» WHAT TO WORK ON
Update the stretch of the book review from "The value of measurement" through "the public good." by replacing "resistance" with "opposition", and write out the revised passage.

» TEXT BLOCK

Book Reviews

Book review: What Matters?

James Doeser dissects the convictions underpinning Meyrick et al’s contempt for proliferating attempts to measure and quantify the value of the arts. 

James Doeser
5 min read

Nowadays you can’t put brush to canvas without the scientists in their lab coats pumping numbers into spreadsheets and producing reductive judgements about impact, quality and value. At least that’s the attitude you’re invited to hold after reading 'What Matters?'.

Our sector is like any other, with hack consultants willing to lobotomise themselves and flatter their client so long as the price is right.

It’s true that measurement and quantification have become more prominent in the world of arts administration. The development of low-cost data collection methods alongside a panoply of theoretical advances have provided researchers with ever-more convenient ways to study the impact and value of the arts. Simultaneously there has been a growing demand on public bodies to be more accountable, in more rigorous ways, in order that they might demonstrate the value that they offer to tax-payers and others with a legitimate interest.

The value of measurement

There has been a lot of effervescent resistance within the arts to these trends. For some it presents yet another layer of bureaucracy in the artistic process, another exhausting bit of friction in the process of getting work made. For others there is a principled objection to the very concept of measurement. They argue that art is irreducible, especially to numbers. It’s hard to tell sometimes whether 'What Matters?' is a defence against the use of scientific methods per se, or a particular set of uses that derive from a particular set of political beliefs about culture and the public good.

(Dataset records)
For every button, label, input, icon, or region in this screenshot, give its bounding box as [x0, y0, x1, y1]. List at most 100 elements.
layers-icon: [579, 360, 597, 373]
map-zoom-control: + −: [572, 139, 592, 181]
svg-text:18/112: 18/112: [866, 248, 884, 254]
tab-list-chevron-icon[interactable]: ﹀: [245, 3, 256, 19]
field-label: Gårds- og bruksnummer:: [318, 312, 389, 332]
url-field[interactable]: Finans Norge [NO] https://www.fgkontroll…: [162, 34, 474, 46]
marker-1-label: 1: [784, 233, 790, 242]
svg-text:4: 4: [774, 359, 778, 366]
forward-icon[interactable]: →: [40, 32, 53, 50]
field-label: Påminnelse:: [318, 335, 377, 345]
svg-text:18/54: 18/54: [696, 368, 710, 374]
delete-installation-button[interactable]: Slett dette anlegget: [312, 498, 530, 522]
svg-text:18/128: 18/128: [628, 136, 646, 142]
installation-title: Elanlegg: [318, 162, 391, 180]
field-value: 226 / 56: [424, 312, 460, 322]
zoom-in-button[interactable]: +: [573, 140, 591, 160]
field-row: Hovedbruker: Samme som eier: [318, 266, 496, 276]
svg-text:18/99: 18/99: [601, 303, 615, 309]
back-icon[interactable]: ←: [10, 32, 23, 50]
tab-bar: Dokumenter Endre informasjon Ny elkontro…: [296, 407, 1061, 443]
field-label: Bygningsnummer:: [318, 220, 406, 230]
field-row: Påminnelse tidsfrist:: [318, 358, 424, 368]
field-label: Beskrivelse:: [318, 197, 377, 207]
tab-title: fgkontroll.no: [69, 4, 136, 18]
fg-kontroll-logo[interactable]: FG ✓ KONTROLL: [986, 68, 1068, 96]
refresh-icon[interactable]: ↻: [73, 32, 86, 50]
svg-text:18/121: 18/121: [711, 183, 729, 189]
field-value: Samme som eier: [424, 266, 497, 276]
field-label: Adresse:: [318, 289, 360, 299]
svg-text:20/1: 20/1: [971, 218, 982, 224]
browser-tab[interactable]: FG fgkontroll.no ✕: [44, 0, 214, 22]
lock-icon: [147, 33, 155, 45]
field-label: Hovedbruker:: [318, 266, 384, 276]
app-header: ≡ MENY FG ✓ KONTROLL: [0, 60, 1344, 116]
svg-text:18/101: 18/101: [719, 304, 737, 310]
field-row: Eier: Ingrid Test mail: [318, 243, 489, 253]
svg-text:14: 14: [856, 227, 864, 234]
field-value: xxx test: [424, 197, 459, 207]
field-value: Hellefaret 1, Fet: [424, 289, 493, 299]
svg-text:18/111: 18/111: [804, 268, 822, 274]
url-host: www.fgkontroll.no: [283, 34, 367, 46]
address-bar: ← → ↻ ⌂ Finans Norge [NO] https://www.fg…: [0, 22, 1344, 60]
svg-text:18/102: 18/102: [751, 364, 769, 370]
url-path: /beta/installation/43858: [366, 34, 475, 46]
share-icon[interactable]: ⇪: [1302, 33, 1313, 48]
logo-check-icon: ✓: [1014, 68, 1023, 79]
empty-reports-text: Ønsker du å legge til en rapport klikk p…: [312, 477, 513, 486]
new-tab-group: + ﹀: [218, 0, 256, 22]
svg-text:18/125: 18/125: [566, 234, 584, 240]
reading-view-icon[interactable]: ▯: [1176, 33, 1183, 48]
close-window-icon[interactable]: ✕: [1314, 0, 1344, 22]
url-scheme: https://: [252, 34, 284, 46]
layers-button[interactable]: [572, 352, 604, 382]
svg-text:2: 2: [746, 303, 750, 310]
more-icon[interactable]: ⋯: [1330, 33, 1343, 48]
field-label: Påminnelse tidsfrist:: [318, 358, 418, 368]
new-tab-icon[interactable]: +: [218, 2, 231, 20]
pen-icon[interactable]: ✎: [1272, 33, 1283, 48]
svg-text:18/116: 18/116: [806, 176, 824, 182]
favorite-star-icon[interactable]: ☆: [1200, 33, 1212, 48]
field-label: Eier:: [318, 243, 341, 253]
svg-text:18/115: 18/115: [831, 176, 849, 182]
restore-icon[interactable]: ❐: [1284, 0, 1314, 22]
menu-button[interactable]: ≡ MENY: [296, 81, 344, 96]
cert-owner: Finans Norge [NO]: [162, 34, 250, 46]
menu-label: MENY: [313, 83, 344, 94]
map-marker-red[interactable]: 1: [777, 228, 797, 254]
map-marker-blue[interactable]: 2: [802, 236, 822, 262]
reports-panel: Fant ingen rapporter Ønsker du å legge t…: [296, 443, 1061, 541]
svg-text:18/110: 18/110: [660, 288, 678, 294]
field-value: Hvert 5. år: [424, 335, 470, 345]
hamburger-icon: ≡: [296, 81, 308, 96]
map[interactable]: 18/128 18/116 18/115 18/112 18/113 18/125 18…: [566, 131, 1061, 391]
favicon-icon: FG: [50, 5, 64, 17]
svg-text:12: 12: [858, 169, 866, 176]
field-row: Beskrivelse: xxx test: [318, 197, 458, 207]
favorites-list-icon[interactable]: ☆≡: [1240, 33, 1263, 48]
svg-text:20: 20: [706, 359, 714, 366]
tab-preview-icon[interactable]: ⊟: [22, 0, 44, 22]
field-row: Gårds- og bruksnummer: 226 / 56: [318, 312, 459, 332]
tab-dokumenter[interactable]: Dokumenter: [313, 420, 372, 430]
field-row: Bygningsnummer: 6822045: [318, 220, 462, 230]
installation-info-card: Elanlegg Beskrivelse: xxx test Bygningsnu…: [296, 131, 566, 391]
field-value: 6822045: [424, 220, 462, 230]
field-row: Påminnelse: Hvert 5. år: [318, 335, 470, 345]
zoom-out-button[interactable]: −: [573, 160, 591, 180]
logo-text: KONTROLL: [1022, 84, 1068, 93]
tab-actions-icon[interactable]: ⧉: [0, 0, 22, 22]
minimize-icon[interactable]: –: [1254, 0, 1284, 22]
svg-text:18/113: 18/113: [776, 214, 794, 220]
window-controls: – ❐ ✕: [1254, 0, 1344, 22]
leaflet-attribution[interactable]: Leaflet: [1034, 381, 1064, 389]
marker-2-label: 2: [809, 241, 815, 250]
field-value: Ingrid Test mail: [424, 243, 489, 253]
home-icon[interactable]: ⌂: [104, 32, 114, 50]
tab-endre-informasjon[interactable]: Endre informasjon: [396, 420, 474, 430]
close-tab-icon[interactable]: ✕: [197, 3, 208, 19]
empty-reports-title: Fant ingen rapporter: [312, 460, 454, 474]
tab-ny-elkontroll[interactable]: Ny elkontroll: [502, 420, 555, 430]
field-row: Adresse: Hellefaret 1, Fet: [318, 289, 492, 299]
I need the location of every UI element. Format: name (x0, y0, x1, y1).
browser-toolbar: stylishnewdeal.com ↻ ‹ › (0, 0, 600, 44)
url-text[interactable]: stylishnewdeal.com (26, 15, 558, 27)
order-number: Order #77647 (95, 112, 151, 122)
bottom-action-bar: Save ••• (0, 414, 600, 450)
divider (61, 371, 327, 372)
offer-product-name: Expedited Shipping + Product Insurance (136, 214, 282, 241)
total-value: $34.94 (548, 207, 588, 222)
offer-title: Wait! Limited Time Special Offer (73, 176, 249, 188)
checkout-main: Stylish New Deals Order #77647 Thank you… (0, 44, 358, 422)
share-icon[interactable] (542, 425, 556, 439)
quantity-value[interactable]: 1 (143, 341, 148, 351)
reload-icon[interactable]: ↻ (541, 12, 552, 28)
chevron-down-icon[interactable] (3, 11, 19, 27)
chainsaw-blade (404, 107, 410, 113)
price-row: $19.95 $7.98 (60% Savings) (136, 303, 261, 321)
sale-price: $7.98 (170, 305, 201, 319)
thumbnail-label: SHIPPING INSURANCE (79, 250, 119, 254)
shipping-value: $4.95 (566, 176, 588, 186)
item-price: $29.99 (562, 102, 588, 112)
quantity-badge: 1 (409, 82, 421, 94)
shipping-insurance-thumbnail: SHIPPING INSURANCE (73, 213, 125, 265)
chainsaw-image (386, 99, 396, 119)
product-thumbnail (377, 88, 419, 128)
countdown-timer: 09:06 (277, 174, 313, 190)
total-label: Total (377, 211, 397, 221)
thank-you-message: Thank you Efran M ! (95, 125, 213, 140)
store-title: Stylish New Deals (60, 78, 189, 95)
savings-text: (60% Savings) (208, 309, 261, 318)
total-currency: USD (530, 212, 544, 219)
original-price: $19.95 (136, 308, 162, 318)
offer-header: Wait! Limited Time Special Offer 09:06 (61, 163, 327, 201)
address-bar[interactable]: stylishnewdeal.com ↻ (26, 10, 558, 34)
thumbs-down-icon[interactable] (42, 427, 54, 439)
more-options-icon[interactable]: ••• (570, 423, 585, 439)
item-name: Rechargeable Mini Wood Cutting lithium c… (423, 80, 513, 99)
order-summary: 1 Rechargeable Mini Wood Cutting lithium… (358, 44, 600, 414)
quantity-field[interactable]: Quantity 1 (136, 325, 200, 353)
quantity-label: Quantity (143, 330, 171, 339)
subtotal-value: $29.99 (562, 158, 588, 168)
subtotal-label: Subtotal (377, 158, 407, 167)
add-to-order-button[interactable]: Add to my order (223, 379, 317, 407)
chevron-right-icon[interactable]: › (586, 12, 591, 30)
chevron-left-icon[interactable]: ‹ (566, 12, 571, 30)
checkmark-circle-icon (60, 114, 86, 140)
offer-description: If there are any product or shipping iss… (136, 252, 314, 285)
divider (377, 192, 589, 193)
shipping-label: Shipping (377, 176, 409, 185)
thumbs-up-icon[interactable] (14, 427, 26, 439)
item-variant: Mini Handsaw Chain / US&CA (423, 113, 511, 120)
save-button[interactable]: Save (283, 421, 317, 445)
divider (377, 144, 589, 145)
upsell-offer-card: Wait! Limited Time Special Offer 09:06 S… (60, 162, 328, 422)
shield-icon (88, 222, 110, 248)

» RESULT OF THE TASK
The value of measurement

There has been a lot of effervescent opposition within the arts to these trends. For some it presents yet another layer of bureaucracy in the artistic process, another exhausting bit of friction in the process of getting work made. For others there is a principled objection to the very concept of measurement. They argue that art is irreducible, especially to numbers. It’s hard to tell sometimes whether 'What Matters?' is a defence against the use of scientific methods per se, or a particular set of uses that derive from a particular set of political beliefs about culture and the public good.